DESCRIPTION OF THE TASK
Rewrite the material with every "colorbar-band" swapped for "legend-band", changing nothing else, and omit the pictures from your answer.

== MATERIALS PROVIDED ==

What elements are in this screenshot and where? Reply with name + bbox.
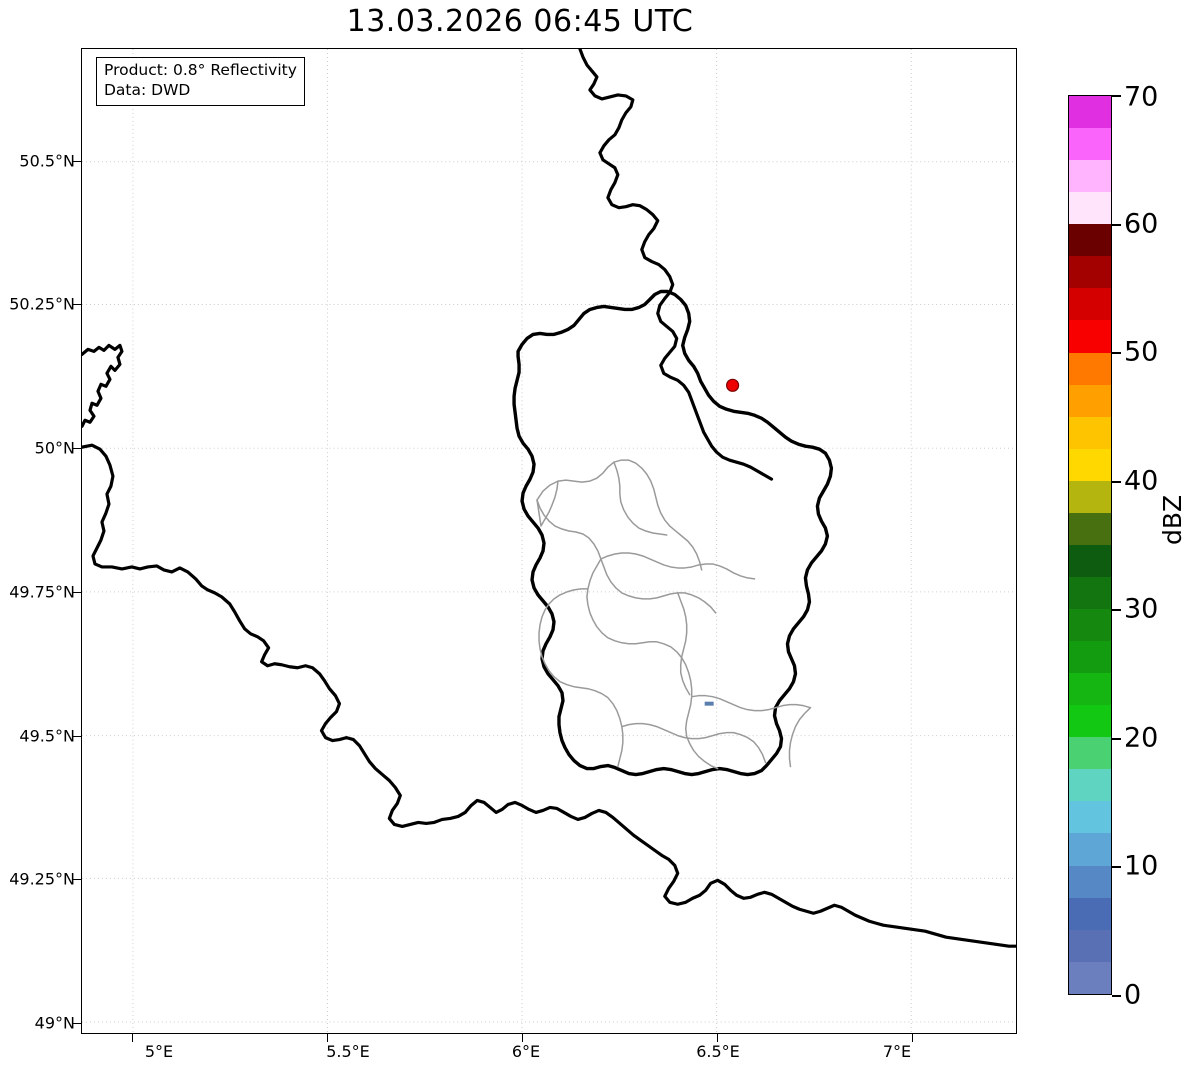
border-luxembourg-national (512, 289, 834, 777)
border-belgium-france (82, 443, 1016, 948)
x-tick-3 (717, 1034, 719, 1042)
canton-borders (536, 459, 812, 770)
colorbar-band (1069, 833, 1111, 866)
y-tick-3 (73, 592, 81, 594)
colorbar-band (1069, 769, 1111, 802)
y-axis-label-49-75: 49.75°N (9, 582, 75, 602)
y-axis-label-49-5: 49.5°N (19, 726, 75, 746)
colorbar-band (1069, 897, 1111, 930)
cb-tick-10 (1112, 866, 1121, 868)
colorbar-band (1069, 384, 1111, 417)
colorbar-band (1069, 865, 1111, 898)
y-axis-label-50-5: 50.5°N (19, 151, 75, 171)
cb-tick-20 (1112, 738, 1121, 740)
colorbar-band (1069, 288, 1111, 321)
grid-lines (82, 49, 1016, 1033)
cb-label-70: 70 (1124, 81, 1159, 113)
colorbar-band (1069, 801, 1111, 834)
x-tick-2 (522, 1034, 524, 1042)
colorbar-band (1069, 673, 1111, 706)
colorbar-band (1069, 961, 1111, 994)
y-tick-0 (73, 161, 81, 163)
colorbar-band (1069, 737, 1111, 770)
x-tick-4 (912, 1034, 914, 1042)
cb-tick-0 (1112, 995, 1121, 997)
colorbar-band (1069, 448, 1111, 481)
colorbar-band (1069, 128, 1111, 161)
reflectivity-colorbar[interactable] (1068, 95, 1112, 995)
cb-label-10: 10 (1124, 850, 1159, 882)
colorbar-band (1069, 641, 1111, 674)
colorbar-band (1069, 609, 1111, 642)
colorbar-band (1069, 192, 1111, 225)
border-belgium-west (82, 343, 124, 428)
y-tick-6 (73, 1023, 81, 1025)
colorbar-band (1069, 256, 1111, 289)
colorbar-band (1069, 320, 1111, 353)
x-axis-label-6-5e: 6.5°E (696, 1042, 740, 1061)
x-axis-label-5-5e: 5.5°E (326, 1042, 370, 1061)
cb-label-20: 20 (1124, 722, 1159, 754)
x-axis-label-6e: 6°E (511, 1042, 541, 1061)
cb-label-30: 30 (1124, 593, 1159, 625)
y-tick-1 (73, 304, 81, 306)
y-tick-2 (73, 448, 81, 450)
cb-label-60: 60 (1124, 208, 1159, 240)
info-product-line: Product: 0.8° Reflectivity (104, 61, 297, 79)
colorbar-band (1069, 160, 1111, 193)
colorbar-band (1069, 544, 1111, 577)
cb-label-40: 40 (1124, 465, 1159, 497)
colorbar-band (1069, 705, 1111, 738)
radar-map-plot[interactable]: Product: 0.8° Reflectivity Data: DWD (81, 48, 1017, 1034)
x-axis-label-5e: 5°E (144, 1042, 174, 1061)
cb-label-0: 0 (1124, 979, 1142, 1011)
map-canvas (82, 49, 1016, 1033)
cb-label-50: 50 (1124, 336, 1159, 368)
colorbar-band (1069, 416, 1111, 449)
cb-tick-70 (1112, 95, 1121, 97)
colorbar-band (1069, 224, 1111, 257)
cb-tick-50 (1112, 352, 1121, 354)
y-tick-5 (73, 879, 81, 881)
cb-tick-40 (1112, 481, 1121, 483)
colorbar-band (1069, 96, 1111, 129)
reflectivity-echo (704, 701, 714, 706)
info-data-line: Data: DWD (104, 80, 191, 99)
colorbar-title: dBZ (1158, 494, 1187, 545)
colorbar-band (1069, 352, 1111, 385)
info-box: Product: 0.8° Reflectivity Data: DWD (96, 57, 305, 106)
cb-tick-60 (1112, 224, 1121, 226)
y-axis-label-49: 49°N (34, 1013, 75, 1033)
border-germany-north (578, 49, 774, 481)
y-axis-label-50: 50°N (34, 438, 75, 458)
y-axis-label-50-25: 50.25°N (9, 294, 75, 314)
y-axis-label-49-25: 49.25°N (9, 869, 75, 889)
y-tick-4 (73, 736, 81, 738)
radar-site-marker[interactable] (726, 378, 740, 392)
colorbar-band (1069, 480, 1111, 513)
colorbar-band (1069, 576, 1111, 609)
colorbar-band (1069, 512, 1111, 545)
x-axis-label-7e: 7°E (882, 1042, 912, 1061)
colorbar-band (1069, 929, 1111, 962)
cb-tick-30 (1112, 609, 1121, 611)
page-title: 13.03.2026 06:45 UTC (346, 4, 694, 39)
x-tick-0 (132, 1034, 134, 1042)
x-tick-1 (327, 1034, 329, 1042)
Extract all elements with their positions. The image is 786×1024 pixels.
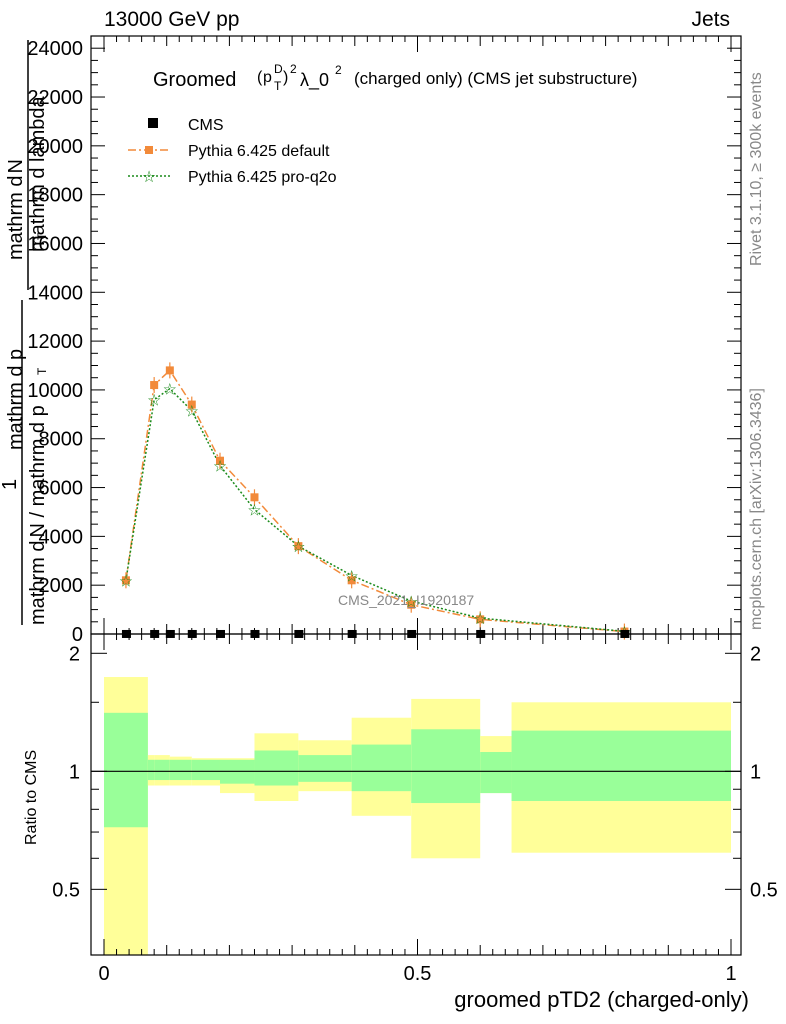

===

EXPECTED ANSWER
What elements are in this screenshot and where? Reply with name + bbox.
border-luxembourg-national (512, 289, 834, 777)
border-belgium-france (82, 443, 1016, 948)
x-tick-3 (717, 1034, 719, 1042)
canton-borders (536, 459, 812, 770)
legend-band (1069, 833, 1111, 866)
y-tick-3 (73, 592, 81, 594)
legend-band (1069, 769, 1111, 802)
y-axis-label-49-75: 49.75°N (9, 582, 75, 602)
y-axis-label-49-5: 49.5°N (19, 726, 75, 746)
legend-band (1069, 897, 1111, 930)
cb-tick-10 (1112, 866, 1121, 868)
legend-band (1069, 384, 1111, 417)
legend-band (1069, 865, 1111, 898)
y-axis-label-50-5: 50.5°N (19, 151, 75, 171)
cb-tick-20 (1112, 738, 1121, 740)
legend-band (1069, 288, 1111, 321)
grid-lines (82, 49, 1016, 1033)
cb-label-70: 70 (1124, 81, 1159, 113)
legend-band (1069, 801, 1111, 834)
x-tick-2 (522, 1034, 524, 1042)
legend-band (1069, 673, 1111, 706)
legend-band (1069, 961, 1111, 994)
y-tick-0 (73, 161, 81, 163)
legend-band (1069, 737, 1111, 770)
x-tick-4 (912, 1034, 914, 1042)
cb-tick-0 (1112, 995, 1121, 997)
legend-band (1069, 448, 1111, 481)
legend-band (1069, 128, 1111, 161)
reflectivity-colorbar[interactable] (1068, 95, 1112, 995)
cb-label-10: 10 (1124, 850, 1159, 882)
legend-band (1069, 641, 1111, 674)
legend-band (1069, 609, 1111, 642)
legend-band (1069, 192, 1111, 225)
border-belgium-west (82, 343, 124, 428)
y-tick-6 (73, 1023, 81, 1025)
legend-band (1069, 256, 1111, 289)
legend-band (1069, 320, 1111, 353)
x-axis-label-6-5e: 6.5°E (696, 1042, 740, 1061)
x-axis-label-5-5e: 5.5°E (326, 1042, 370, 1061)
cb-label-20: 20 (1124, 722, 1159, 754)
x-axis-label-6e: 6°E (511, 1042, 541, 1061)
cb-label-30: 30 (1124, 593, 1159, 625)
y-tick-1 (73, 304, 81, 306)
y-tick-2 (73, 448, 81, 450)
cb-label-60: 60 (1124, 208, 1159, 240)
info-product-line: Product: 0.8° Reflectivity (104, 61, 297, 79)
legend-band (1069, 160, 1111, 193)
legend-band (1069, 544, 1111, 577)
cb-label-40: 40 (1124, 465, 1159, 497)
legend-band (1069, 705, 1111, 738)
radar-map-plot[interactable]: Product: 0.8° Reflectivity Data: DWD (81, 48, 1017, 1034)
x-axis-label-5e: 5°E (144, 1042, 174, 1061)
cb-label-0: 0 (1124, 979, 1142, 1011)
map-canvas (82, 49, 1016, 1033)
cb-label-50: 50 (1124, 336, 1159, 368)
legend-band (1069, 416, 1111, 449)
cb-tick-70 (1112, 95, 1121, 97)
legend-band (1069, 224, 1111, 257)
cb-tick-50 (1112, 352, 1121, 354)
y-tick-5 (73, 879, 81, 881)
cb-tick-40 (1112, 481, 1121, 483)
legend-band (1069, 96, 1111, 129)
reflectivity-echo (704, 701, 714, 706)
info-data-line: Data: DWD (104, 80, 191, 99)
colorbar-title: dBZ (1158, 494, 1187, 545)
legend-band (1069, 352, 1111, 385)
info-box: Product: 0.8° Reflectivity Data: DWD (96, 57, 305, 106)
cb-tick-60 (1112, 224, 1121, 226)
y-axis-label-49: 49°N (34, 1013, 75, 1033)
border-germany-north (578, 49, 774, 481)
y-axis-label-50: 50°N (34, 438, 75, 458)
y-axis-label-50-25: 50.25°N (9, 294, 75, 314)
y-axis-label-49-25: 49.25°N (9, 869, 75, 889)
y-tick-4 (73, 736, 81, 738)
radar-site-marker[interactable] (726, 378, 740, 392)
legend-band (1069, 480, 1111, 513)
legend-band (1069, 576, 1111, 609)
legend-band (1069, 512, 1111, 545)
x-axis-label-7e: 7°E (882, 1042, 912, 1061)
legend-band (1069, 929, 1111, 962)
cb-tick-30 (1112, 609, 1121, 611)
page-title: 13.03.2026 06:45 UTC (346, 4, 694, 39)
x-tick-0 (132, 1034, 134, 1042)
x-tick-1 (327, 1034, 329, 1042)
Extract all elements with their positions. The image is 786×1024 pixels.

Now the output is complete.